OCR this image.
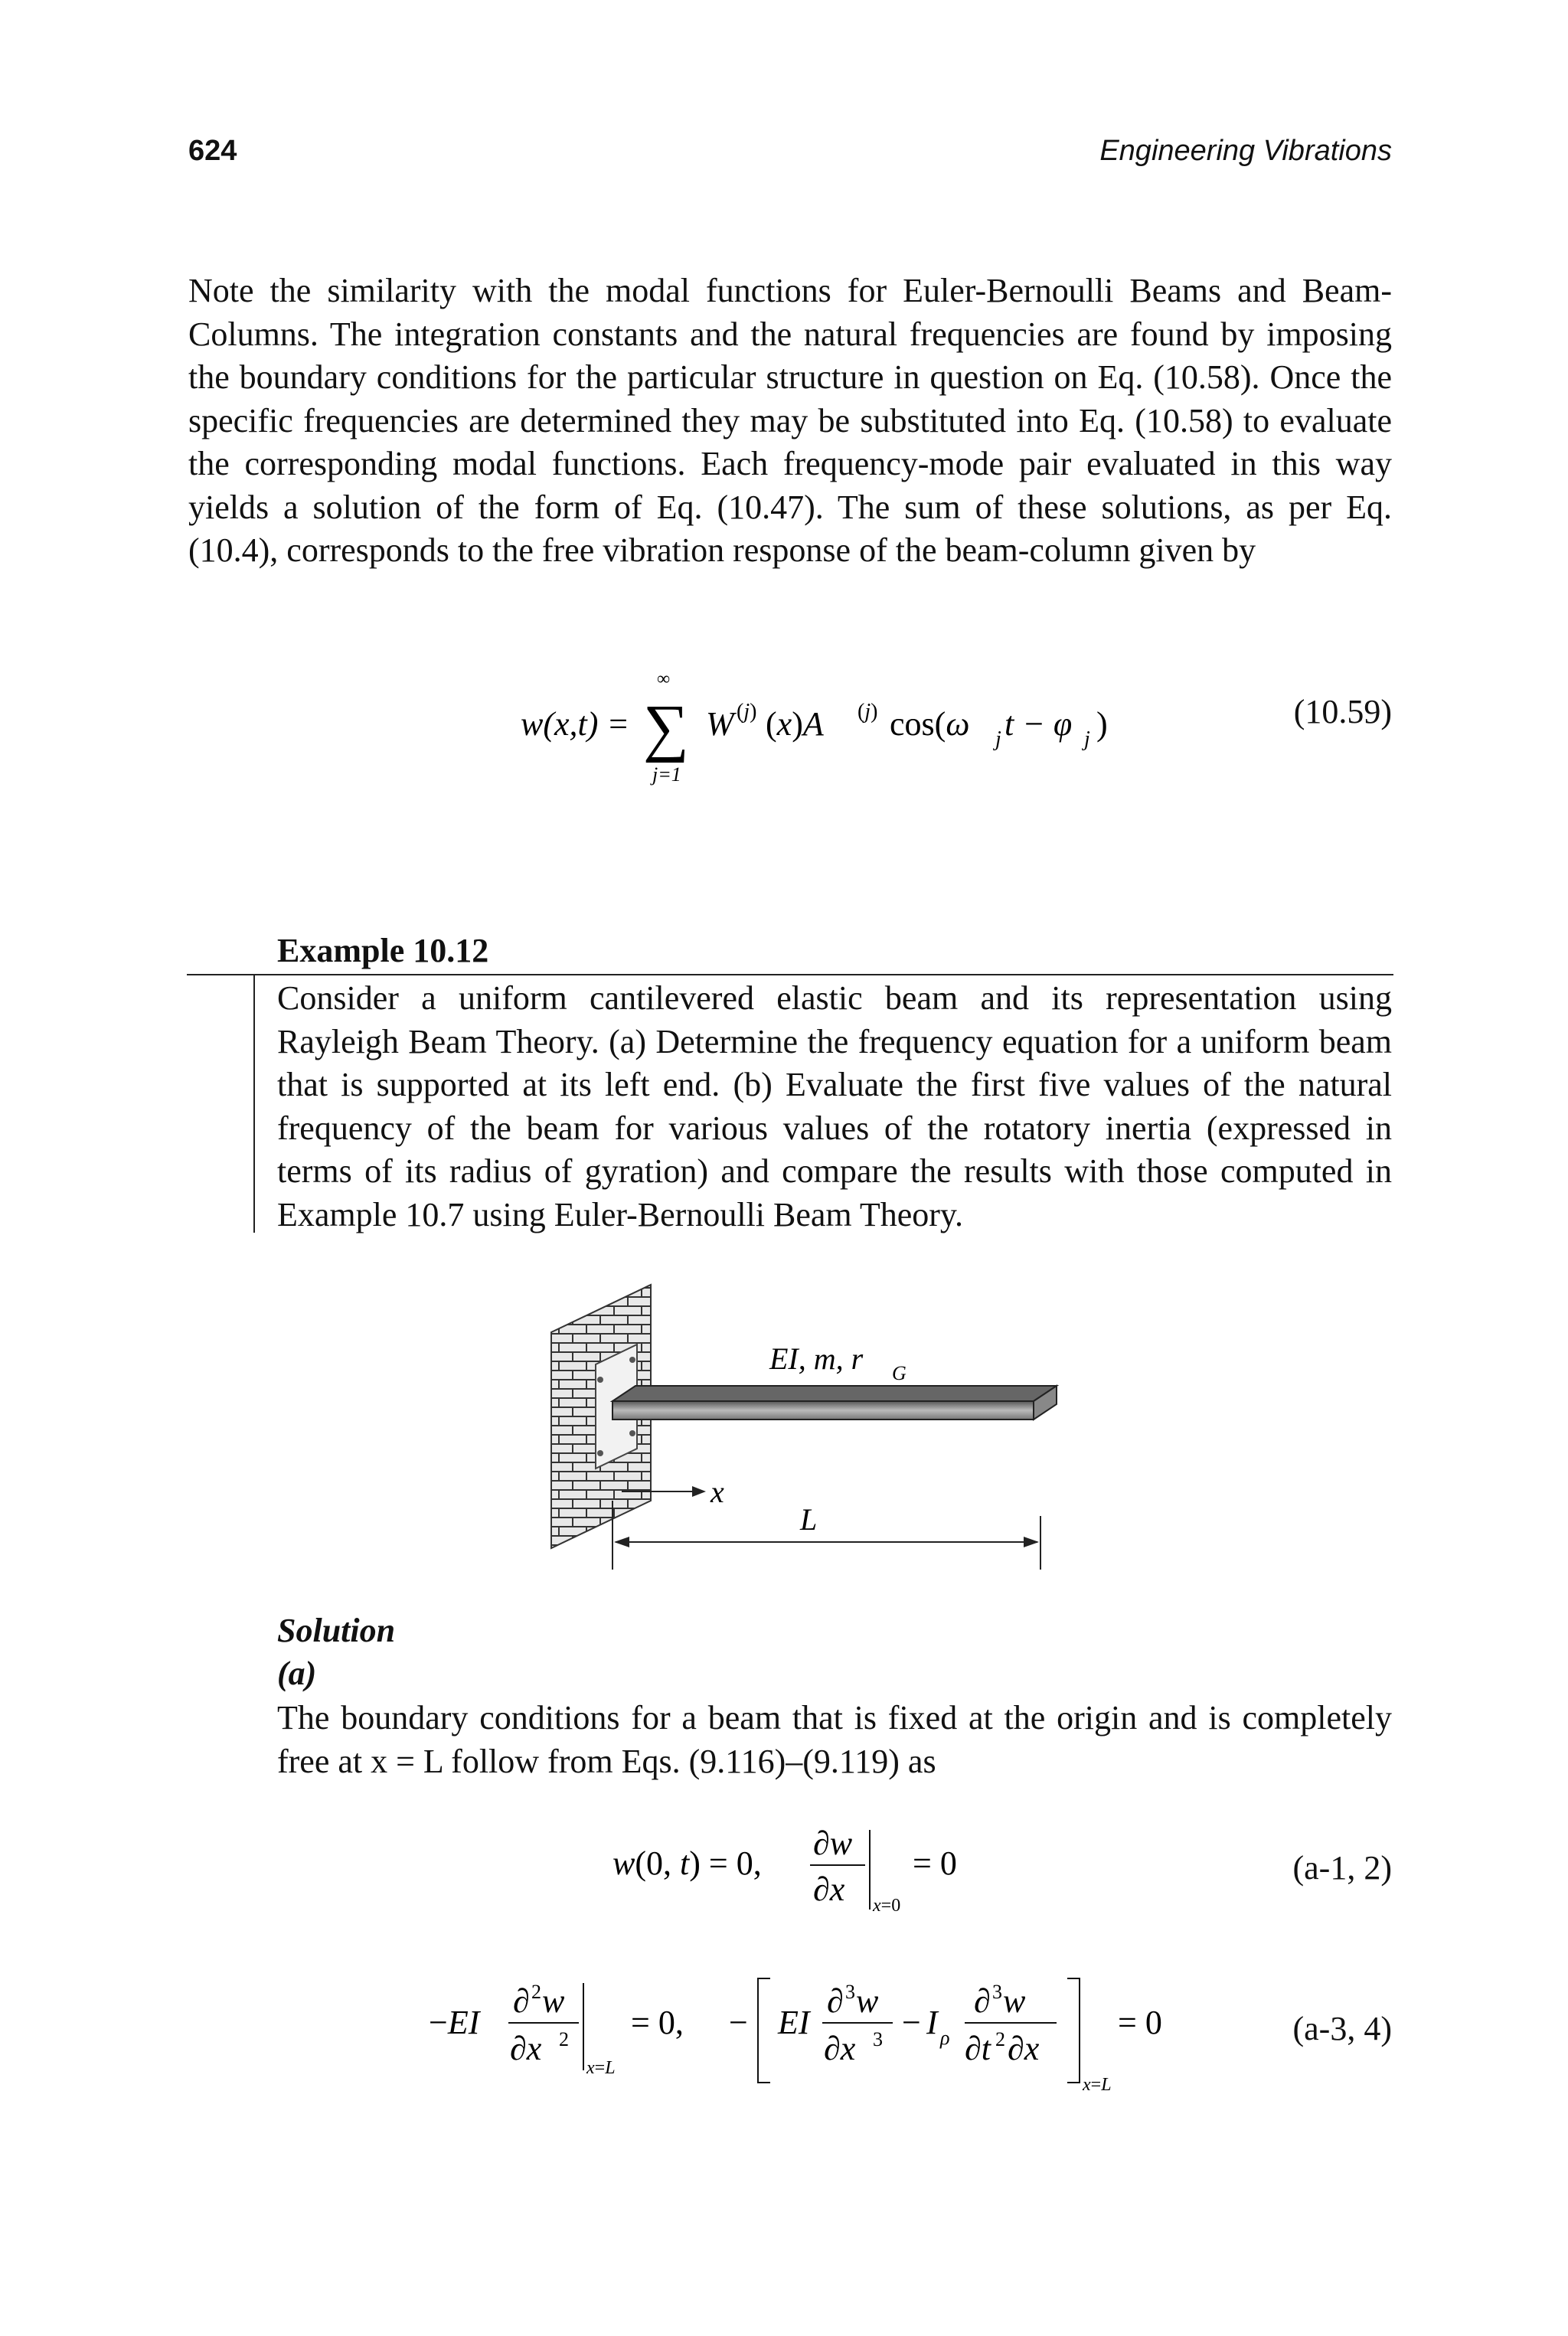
624	Engineering Vibrations
Note the similarity with the modal functions for Euler-Bernoulli Beams and Beam-Columns. The integration constants and the natural frequencies are found by imposing the boundary conditions for the particular structure in question on Eq. (10.58). Once the specific frequencies are determined they may be substituted into Eq. (10.58) to evaluate the corresponding modal functions. Each frequency-mode pair evaluated in this way yields a solution of the form of Eq. (10.47). The sum of these solutions, as per Eq. (10.4), corresponds to the free vibration response of the beam-column given by
w(x,t) =
∞
j=1
∑ W (j) (x)A (j) cos(ω j t − φ j )	(10.59)
Example 10.12
Consider a uniform cantilevered elastic beam and its representation using Rayleigh Beam Theory. (a) Determine the frequency equation for a uniform beam that is supported at its left end. (b) Evaluate the first five values of the natural frequency of the beam for various values of the rotatory inertia (expressed in terms of its radius of gyration) and compare the results with those computed in Example 10.7 using Euler-Bernoulli Beam Theory.
EI, m, r G
x
L
Solution
(a)
The boundary conditions for a beam that is fixed at the origin and is completely free at x = L follow from Eqs. (9.116)–(9.119) as
w(0, t) = 0,
∂w
∂x x=0
= 0	(a-1, 2)
−EI
∂ 2 w
∂x 2
x=L
= 0, − EI
∂ 3 w
∂x 3 − I ρ
∂ 3 w
∂t 2 ∂x
x=L
= 0	(a-3, 4)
::::::::
What to produce
Without including any pictures, please restate all the records exactly.

Worked answer
OCR this image.
624	Engineering Vibrations
Note the similarity with the modal functions for Euler-Bernoulli Beams and Beam-Columns. The integration constants and the natural frequencies are found by imposing the boundary conditions for the particular structure in question on Eq. (10.58). Once the specific frequencies are determined they may be substituted into Eq. (10.58) to evaluate the corresponding modal functions. Each frequency-mode pair evaluated in this way yields a solution of the form of Eq. (10.47). The sum of these solutions, as per Eq. (10.4), corresponds to the free vibration response of the beam-column given by
w(x,t) =
∞
j=1
∑ W (j) (x)A (j) cos(ω j t − φ j )	(10.59)
Example 10.12
Consider a uniform cantilevered elastic beam and its representation using Rayleigh Beam Theory. (a) Determine the frequency equation for a uniform beam that is supported at its left end. (b) Evaluate the first five values of the natural frequency of the beam for various values of the rotatory inertia (expressed in terms of its radius of gyration) and compare the results with those computed in Example 10.7 using Euler-Bernoulli Beam Theory.
EI, m, r G
x
L
Solution
(a)
The boundary conditions for a beam that is fixed at the origin and is completely free at x = L follow from Eqs. (9.116)–(9.119) as
w(0, t) = 0,
∂w
∂x x=0
= 0	(a-1, 2)
−EI
∂ 2 w
∂x 2
x=L
= 0, − EI
∂ 3 w
∂x 3 − I ρ
∂ 3 w
∂t 2 ∂x
x=L
= 0	(a-3, 4)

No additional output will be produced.